§ **Objective**
Print out the entries below with no edits.

§ **Records to use**
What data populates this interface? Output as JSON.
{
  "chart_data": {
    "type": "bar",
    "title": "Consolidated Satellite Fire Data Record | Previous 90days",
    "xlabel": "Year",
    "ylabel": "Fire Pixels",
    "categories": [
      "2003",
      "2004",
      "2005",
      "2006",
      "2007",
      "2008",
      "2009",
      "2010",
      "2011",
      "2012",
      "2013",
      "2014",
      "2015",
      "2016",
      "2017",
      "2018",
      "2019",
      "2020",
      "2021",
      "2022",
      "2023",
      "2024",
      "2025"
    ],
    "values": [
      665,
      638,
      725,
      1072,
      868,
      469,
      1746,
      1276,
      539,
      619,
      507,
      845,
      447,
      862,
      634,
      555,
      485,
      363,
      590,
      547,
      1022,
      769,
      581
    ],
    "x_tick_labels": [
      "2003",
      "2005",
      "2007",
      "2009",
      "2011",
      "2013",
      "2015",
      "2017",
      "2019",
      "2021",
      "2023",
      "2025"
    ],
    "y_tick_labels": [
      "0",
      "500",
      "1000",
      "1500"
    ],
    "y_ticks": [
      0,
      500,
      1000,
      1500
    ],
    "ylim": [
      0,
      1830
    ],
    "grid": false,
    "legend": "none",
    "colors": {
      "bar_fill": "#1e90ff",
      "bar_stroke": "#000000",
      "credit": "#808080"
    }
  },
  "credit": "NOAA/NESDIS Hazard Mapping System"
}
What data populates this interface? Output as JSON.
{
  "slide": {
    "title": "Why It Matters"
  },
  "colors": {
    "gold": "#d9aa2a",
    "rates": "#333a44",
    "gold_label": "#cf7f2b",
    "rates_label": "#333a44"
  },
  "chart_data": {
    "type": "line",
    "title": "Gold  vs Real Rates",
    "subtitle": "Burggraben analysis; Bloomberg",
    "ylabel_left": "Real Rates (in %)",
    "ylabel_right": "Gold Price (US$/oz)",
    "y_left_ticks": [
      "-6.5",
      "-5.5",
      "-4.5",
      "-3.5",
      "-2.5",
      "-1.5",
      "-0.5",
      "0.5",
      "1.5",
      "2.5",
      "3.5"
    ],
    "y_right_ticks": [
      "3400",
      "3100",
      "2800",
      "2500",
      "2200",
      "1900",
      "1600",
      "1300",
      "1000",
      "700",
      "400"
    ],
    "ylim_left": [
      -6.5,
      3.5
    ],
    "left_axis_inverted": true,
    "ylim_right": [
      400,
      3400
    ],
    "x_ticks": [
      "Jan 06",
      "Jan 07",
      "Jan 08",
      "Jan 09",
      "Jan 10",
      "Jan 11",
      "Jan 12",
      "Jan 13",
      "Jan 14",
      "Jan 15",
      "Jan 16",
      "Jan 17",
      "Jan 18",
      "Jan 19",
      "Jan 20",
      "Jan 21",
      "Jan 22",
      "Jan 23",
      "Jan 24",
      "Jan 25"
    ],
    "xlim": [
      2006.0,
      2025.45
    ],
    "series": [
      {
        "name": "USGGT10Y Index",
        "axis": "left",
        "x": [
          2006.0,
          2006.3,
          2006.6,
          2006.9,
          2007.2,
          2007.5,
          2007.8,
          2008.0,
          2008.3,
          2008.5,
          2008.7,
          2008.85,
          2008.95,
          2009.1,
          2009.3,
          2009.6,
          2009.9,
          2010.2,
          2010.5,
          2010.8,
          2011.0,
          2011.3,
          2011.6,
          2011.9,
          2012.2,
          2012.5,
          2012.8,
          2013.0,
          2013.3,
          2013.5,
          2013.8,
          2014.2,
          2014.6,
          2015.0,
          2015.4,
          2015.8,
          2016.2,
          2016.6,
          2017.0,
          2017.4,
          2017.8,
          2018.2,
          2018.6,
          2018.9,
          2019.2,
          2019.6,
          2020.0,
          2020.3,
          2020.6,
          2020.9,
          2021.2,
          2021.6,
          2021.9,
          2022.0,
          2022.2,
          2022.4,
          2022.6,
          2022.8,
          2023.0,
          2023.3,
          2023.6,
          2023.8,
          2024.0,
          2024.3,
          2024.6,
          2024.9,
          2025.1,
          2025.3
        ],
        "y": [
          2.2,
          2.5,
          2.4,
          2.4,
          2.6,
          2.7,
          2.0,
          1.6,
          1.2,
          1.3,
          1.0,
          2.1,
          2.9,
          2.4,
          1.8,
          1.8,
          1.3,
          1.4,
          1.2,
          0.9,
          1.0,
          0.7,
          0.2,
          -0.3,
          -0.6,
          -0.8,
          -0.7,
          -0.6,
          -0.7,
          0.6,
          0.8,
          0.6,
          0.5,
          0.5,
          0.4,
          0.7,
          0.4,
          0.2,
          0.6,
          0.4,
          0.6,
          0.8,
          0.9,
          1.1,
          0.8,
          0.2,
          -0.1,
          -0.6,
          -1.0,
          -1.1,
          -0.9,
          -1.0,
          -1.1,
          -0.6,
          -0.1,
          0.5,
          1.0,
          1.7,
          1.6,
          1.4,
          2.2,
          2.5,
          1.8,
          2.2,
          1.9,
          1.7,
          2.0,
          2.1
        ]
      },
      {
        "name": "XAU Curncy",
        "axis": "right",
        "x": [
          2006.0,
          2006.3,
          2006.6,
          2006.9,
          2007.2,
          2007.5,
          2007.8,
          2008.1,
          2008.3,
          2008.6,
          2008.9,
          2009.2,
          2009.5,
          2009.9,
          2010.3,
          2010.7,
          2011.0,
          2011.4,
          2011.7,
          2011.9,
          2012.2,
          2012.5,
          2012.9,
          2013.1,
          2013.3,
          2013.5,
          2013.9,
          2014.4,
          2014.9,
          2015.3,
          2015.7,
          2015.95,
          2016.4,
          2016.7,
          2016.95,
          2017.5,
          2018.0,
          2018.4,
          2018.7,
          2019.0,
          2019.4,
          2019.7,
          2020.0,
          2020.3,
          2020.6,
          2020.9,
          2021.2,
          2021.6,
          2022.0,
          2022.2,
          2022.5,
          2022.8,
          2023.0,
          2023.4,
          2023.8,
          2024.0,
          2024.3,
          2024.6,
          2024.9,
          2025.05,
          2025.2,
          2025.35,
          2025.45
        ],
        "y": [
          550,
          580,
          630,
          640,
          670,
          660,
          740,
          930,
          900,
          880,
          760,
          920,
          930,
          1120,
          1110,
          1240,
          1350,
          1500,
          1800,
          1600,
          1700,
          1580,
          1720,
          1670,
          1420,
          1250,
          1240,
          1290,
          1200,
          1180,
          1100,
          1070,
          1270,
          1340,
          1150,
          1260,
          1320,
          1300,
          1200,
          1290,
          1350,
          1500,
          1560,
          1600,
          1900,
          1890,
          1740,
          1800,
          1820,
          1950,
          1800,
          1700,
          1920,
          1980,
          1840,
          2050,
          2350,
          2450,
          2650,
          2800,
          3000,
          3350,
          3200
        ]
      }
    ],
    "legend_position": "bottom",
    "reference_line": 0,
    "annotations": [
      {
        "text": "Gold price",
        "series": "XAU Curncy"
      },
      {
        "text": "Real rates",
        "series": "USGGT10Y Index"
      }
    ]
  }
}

§ **Finished exercise**
What data populates this interface? Output as JSON.
{
  "chart_data": {
    "type": "bar",
    "title": "Consolidated Satellite Fire Data Record | Previous 90days",
    "xlabel": "Year",
    "ylabel": "Fire Pixels",
    "categories": [
      "2003",
      "2004",
      "2005",
      "2006",
      "2007",
      "2008",
      "2009",
      "2010",
      "2011",
      "2012",
      "2013",
      "2014",
      "2015",
      "2016",
      "2017",
      "2018",
      "2019",
      "2020",
      "2021",
      "2022",
      "2023",
      "2024",
      "2025"
    ],
    "values": [
      665,
      638,
      725,
      1072,
      868,
      469,
      1746,
      1276,
      539,
      619,
      507,
      845,
      447,
      862,
      634,
      555,
      485,
      363,
      590,
      547,
      1022,
      769,
      581
    ],
    "x_tick_labels": [
      "2003",
      "2005",
      "2007",
      "2009",
      "2011",
      "2013",
      "2015",
      "2017",
      "2019",
      "2021",
      "2023",
      "2025"
    ],
    "y_tick_labels": [
      "0",
      "500",
      "1000",
      "1500"
    ],
    "y_ticks": [
      0,
      500,
      1000,
      1500
    ],
    "ylim": [
      0,
      1830
    ],
    "grid": false,
    "legend": "none",
    "colors": {
      "bar_fill": "#1e90ff",
      "bar_stroke": "#000000",
      "credit": "#808080"
    }
  },
  "credit": "NOAA/NESDIS Hazard Mapping System"
}
What data populates this interface? Output as JSON.
{
  "slide": {
    "title": "Why It Matters"
  },
  "colors": {
    "gold": "#d9aa2a",
    "rates": "#333a44",
    "gold_label": "#cf7f2b",
    "rates_label": "#333a44"
  },
  "chart_data": {
    "type": "line",
    "title": "Gold  vs Real Rates",
    "subtitle": "Burggraben analysis; Bloomberg",
    "ylabel_left": "Real Rates (in %)",
    "ylabel_right": "Gold Price (US$/oz)",
    "y_left_ticks": [
      "-6.5",
      "-5.5",
      "-4.5",
      "-3.5",
      "-2.5",
      "-1.5",
      "-0.5",
      "0.5",
      "1.5",
      "2.5",
      "3.5"
    ],
    "y_right_ticks": [
      "3400",
      "3100",
      "2800",
      "2500",
      "2200",
      "1900",
      "1600",
      "1300",
      "1000",
      "700",
      "400"
    ],
    "ylim_left": [
      -6.5,
      3.5
    ],
    "left_axis_inverted": true,
    "ylim_right": [
      400,
      3400
    ],
    "x_ticks": [
      "Jan 06",
      "Jan 07",
      "Jan 08",
      "Jan 09",
      "Jan 10",
      "Jan 11",
      "Jan 12",
      "Jan 13",
      "Jan 14",
      "Jan 15",
      "Jan 16",
      "Jan 17",
      "Jan 18",
      "Jan 19",
      "Jan 20",
      "Jan 21",
      "Jan 22",
      "Jan 23",
      "Jan 24",
      "Jan 25"
    ],
    "xlim": [
      2006.0,
      2025.45
    ],
    "series": [
      {
        "name": "USGGT10Y Index",
        "axis": "left",
        "x": [
          2006.0,
          2006.3,
          2006.6,
          2006.9,
          2007.2,
          2007.5,
          2007.8,
          2008.0,
          2008.3,
          2008.5,
          2008.7,
          2008.85,
          2008.95,
          2009.1,
          2009.3,
          2009.6,
          2009.9,
          2010.2,
          2010.5,
          2010.8,
          2011.0,
          2011.3,
          2011.6,
          2011.9,
          2012.2,
          2012.5,
          2012.8,
          2013.0,
          2013.3,
          2013.5,
          2013.8,
          2014.2,
          2014.6,
          2015.0,
          2015.4,
          2015.8,
          2016.2,
          2016.6,
          2017.0,
          2017.4,
          2017.8,
          2018.2,
          2018.6,
          2018.9,
          2019.2,
          2019.6,
          2020.0,
          2020.3,
          2020.6,
          2020.9,
          2021.2,
          2021.6,
          2021.9,
          2022.0,
          2022.2,
          2022.4,
          2022.6,
          2022.8,
          2023.0,
          2023.3,
          2023.6,
          2023.8,
          2024.0,
          2024.3,
          2024.6,
          2024.9,
          2025.1,
          2025.3
        ],
        "y": [
          2.2,
          2.5,
          2.4,
          2.4,
          2.6,
          2.7,
          2.0,
          1.6,
          1.2,
          1.3,
          1.0,
          2.1,
          2.9,
          2.4,
          1.8,
          1.8,
          1.3,
          1.4,
          1.2,
          0.9,
          1.0,
          0.7,
          0.2,
          -0.3,
          -0.6,
          -0.8,
          -0.7,
          -0.6,
          -0.7,
          0.6,
          0.8,
          0.6,
          0.5,
          0.5,
          0.4,
          0.7,
          0.4,
          0.2,
          0.6,
          0.4,
          0.6,
          0.8,
          0.9,
          1.1,
          0.8,
          0.2,
          -0.1,
          -0.6,
          -1.0,
          -1.1,
          -0.9,
          -1.0,
          -1.1,
          -0.6,
          -0.1,
          0.5,
          1.0,
          1.7,
          1.6,
          1.4,
          2.2,
          2.5,
          1.8,
          2.2,
          1.9,
          1.7,
          2.0,
          2.1
        ]
      },
      {
        "name": "XAU Curncy",
        "axis": "right",
        "x": [
          2006.0,
          2006.3,
          2006.6,
          2006.9,
          2007.2,
          2007.5,
          2007.8,
          2008.1,
          2008.3,
          2008.6,
          2008.9,
          2009.2,
          2009.5,
          2009.9,
          2010.3,
          2010.7,
          2011.0,
          2011.4,
          2011.7,
          2011.9,
          2012.2,
          2012.5,
          2012.9,
          2013.1,
          2013.3,
          2013.5,
          2013.9,
          2014.4,
          2014.9,
          2015.3,
          2015.7,
          2015.95,
          2016.4,
          2016.7,
          2016.95,
          2017.5,
          2018.0,
          2018.4,
          2018.7,
          2019.0,
          2019.4,
          2019.7,
          2020.0,
          2020.3,
          2020.6,
          2020.9,
          2021.2,
          2021.6,
          2022.0,
          2022.2,
          2022.5,
          2022.8,
          2023.0,
          2023.4,
          2023.8,
          2024.0,
          2024.3,
          2024.6,
          2024.9,
          2025.05,
          2025.2,
          2025.35,
          2025.45
        ],
        "y": [
          550,
          580,
          630,
          640,
          670,
          660,
          740,
          930,
          900,
          880,
          760,
          920,
          930,
          1120,
          1110,
          1240,
          1350,
          1500,
          1800,
          1600,
          1700,
          1580,
          1720,
          1670,
          1420,
          1250,
          1240,
          1290,
          1200,
          1180,
          1100,
          1070,
          1270,
          1340,
          1150,
          1260,
          1320,
          1300,
          1200,
          1290,
          1350,
          1500,
          1560,
          1600,
          1900,
          1890,
          1740,
          1800,
          1820,
          1950,
          1800,
          1700,
          1920,
          1980,
          1840,
          2050,
          2350,
          2450,
          2650,
          2800,
          3000,
          3350,
          3200
        ]
      }
    ],
    "legend_position": "bottom",
    "reference_line": 0,
    "annotations": [
      {
        "text": "Gold price",
        "series": "XAU Curncy"
      },
      {
        "text": "Real rates",
        "series": "USGGT10Y Index"
      }
    ]
  }
}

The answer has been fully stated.